▶ _Actions to take_:
a - Reproduce the passage of the word-parsing thread below, starting at "At first glance" and ending at "the following rules.".
b - List every rule that the word-parsing thread below sets out for what counts as a word.

───── Page excerpt

What do I need to be doing? I know it involves the streamreader/writer classes but I don't get how they work.

5 Answers5

3

At first glance this seems simple to do using a StreamReader reading the file, splitting on the space and then removing the words that don't meet the length criteria. And then using the StreamWriter to write the result back. However with string parsing (word parsing) you run into a bunch of "special" cases where extra processing may be required.

Words are hard to describe in a programming language. For example a word may contain puncuation that is part of the word, or it may start \ end with punction that denotes the end of a sentence, new line etc.

Now that being said lets say we had the following rules.

  • A word contains one or more alphanumeric characters
  • A word may contain the following puncuation. [-,_']
  • A word may be separated by punctuation or a space.

Following these rules we can easily read all the text and perform the manipulations you have asked for. I would start with the word processing first. What you can do is create a static class for this. Lets call this class WordProcessor.

Here is commented code on parsing a word based on our rules from a string.

/// <summary>
/// characters that denote a new word
/// </summary>
const string wordSplitPuncuation = ",.!&()[] \"";

/// <summary>
/// Parse a string
/// </summary>
/// <param name="inputString">the string to parse</param>
/// <param name="preservePuncuation">preserve punctuation in the string</param>
/// <returns></returns>
public static IList<string> ParseString(string inputString, bool preservePuncuation)
{
    //create a list to hold our words
    List<string> rebuildWords = new List<string>();

    //the current word
    string currentWord = "";

    //iterate through all characters in a word
    foreach(var character in inputString)
    {
        //is the character is part of the split characters 
        if(wordSplitPuncuation.IndexOf(character) > -1)
        {
            if (currentWord != "")
                rebuildWords.Add(currentWord);
            if (preservePuncuation)

──────────
───── Recorded information

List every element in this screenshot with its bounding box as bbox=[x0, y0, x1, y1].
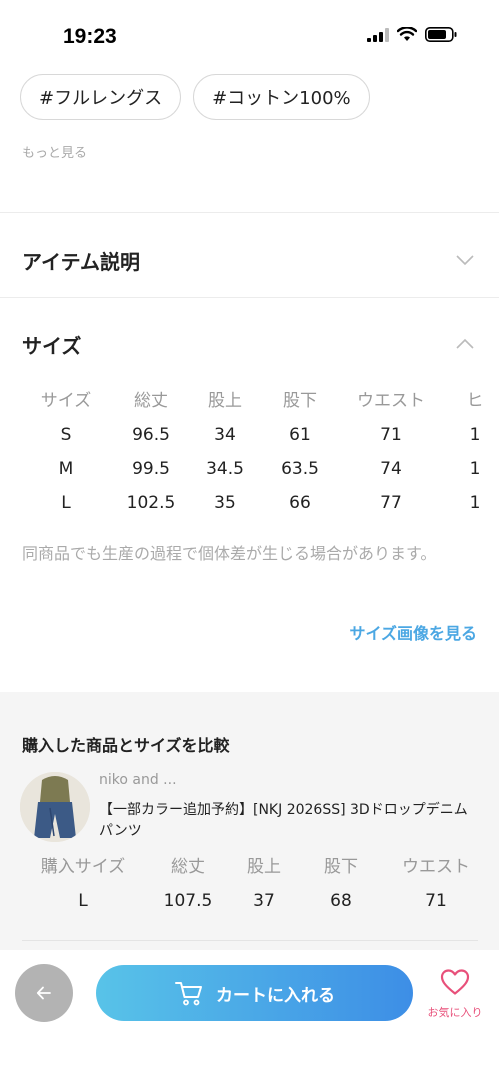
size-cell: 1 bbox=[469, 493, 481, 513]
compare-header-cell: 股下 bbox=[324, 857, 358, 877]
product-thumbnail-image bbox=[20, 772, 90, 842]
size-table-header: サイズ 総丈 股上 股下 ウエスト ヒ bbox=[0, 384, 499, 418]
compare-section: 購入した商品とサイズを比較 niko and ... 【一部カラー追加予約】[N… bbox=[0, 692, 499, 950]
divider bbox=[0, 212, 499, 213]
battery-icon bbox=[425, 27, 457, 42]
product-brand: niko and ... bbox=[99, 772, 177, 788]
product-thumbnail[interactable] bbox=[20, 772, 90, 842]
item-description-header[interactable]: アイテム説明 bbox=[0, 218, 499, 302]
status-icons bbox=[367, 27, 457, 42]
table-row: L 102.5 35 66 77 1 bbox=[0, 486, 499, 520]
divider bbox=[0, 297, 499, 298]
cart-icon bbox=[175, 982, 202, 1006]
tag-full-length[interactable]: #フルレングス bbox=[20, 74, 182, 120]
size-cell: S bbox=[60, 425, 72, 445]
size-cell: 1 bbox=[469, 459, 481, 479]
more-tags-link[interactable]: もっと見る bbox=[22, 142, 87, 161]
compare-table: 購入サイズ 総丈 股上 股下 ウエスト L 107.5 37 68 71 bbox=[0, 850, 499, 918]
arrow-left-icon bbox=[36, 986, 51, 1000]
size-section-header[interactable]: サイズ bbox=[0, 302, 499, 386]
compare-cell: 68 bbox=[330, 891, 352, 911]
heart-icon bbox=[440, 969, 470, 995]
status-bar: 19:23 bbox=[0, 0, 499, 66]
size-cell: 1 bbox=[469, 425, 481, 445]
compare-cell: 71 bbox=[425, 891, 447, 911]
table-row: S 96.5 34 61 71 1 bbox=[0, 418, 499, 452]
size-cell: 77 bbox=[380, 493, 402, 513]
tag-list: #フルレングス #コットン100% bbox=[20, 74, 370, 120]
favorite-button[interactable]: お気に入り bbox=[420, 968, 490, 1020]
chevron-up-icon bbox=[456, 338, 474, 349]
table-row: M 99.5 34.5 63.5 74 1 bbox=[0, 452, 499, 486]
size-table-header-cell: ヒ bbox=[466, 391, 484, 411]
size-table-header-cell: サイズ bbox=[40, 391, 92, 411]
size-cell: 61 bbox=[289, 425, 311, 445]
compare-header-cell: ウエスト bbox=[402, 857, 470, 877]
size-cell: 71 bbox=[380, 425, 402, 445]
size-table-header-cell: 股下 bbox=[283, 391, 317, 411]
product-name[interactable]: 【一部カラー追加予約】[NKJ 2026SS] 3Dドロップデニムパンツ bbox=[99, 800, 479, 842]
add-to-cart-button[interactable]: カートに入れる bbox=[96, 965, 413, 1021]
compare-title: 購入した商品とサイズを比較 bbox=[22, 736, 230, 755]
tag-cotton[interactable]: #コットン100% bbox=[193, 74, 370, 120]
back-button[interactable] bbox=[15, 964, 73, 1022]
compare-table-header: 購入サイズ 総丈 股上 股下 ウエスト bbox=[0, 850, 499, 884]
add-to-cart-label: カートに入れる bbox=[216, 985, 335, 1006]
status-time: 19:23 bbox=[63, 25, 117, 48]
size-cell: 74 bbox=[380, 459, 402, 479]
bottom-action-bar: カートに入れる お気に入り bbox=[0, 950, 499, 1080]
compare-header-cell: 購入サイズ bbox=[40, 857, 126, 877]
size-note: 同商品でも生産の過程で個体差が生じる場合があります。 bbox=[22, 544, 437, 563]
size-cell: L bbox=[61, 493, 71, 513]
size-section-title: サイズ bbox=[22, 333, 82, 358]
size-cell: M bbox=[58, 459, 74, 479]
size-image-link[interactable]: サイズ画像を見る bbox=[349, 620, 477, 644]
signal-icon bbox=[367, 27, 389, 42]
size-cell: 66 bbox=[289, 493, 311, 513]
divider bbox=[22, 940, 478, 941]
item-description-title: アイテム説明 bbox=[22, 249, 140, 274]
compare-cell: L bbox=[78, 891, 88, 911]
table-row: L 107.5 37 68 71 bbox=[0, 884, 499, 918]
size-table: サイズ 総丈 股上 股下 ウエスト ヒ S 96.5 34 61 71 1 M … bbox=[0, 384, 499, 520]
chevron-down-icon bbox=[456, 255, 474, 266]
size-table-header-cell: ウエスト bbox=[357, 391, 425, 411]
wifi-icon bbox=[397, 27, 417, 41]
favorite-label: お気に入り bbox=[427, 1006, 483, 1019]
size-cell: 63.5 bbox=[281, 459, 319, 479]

──────────

▶ _Answers by task_:
a -
At first glance this seems simple to do using a StreamReader reading the file, splitting on the space and then removing the words that don't meet the length criteria. And then using the StreamWriter to write the result back. However with string parsing (word parsing) you run into a bunch of "special" cases where extra processing may be required.

Words are hard to describe in a programming language. For example a word may contain puncuation that is part of the word, or it may start \ end with punction that denotes the end of a sentence, new line etc.

Now that being said lets say we had the following rules.

b -
- A word contains one or more alphanumeric characters
- A word may contain the following puncuation. [-,_']
- A word may be separated by punctuation or a space.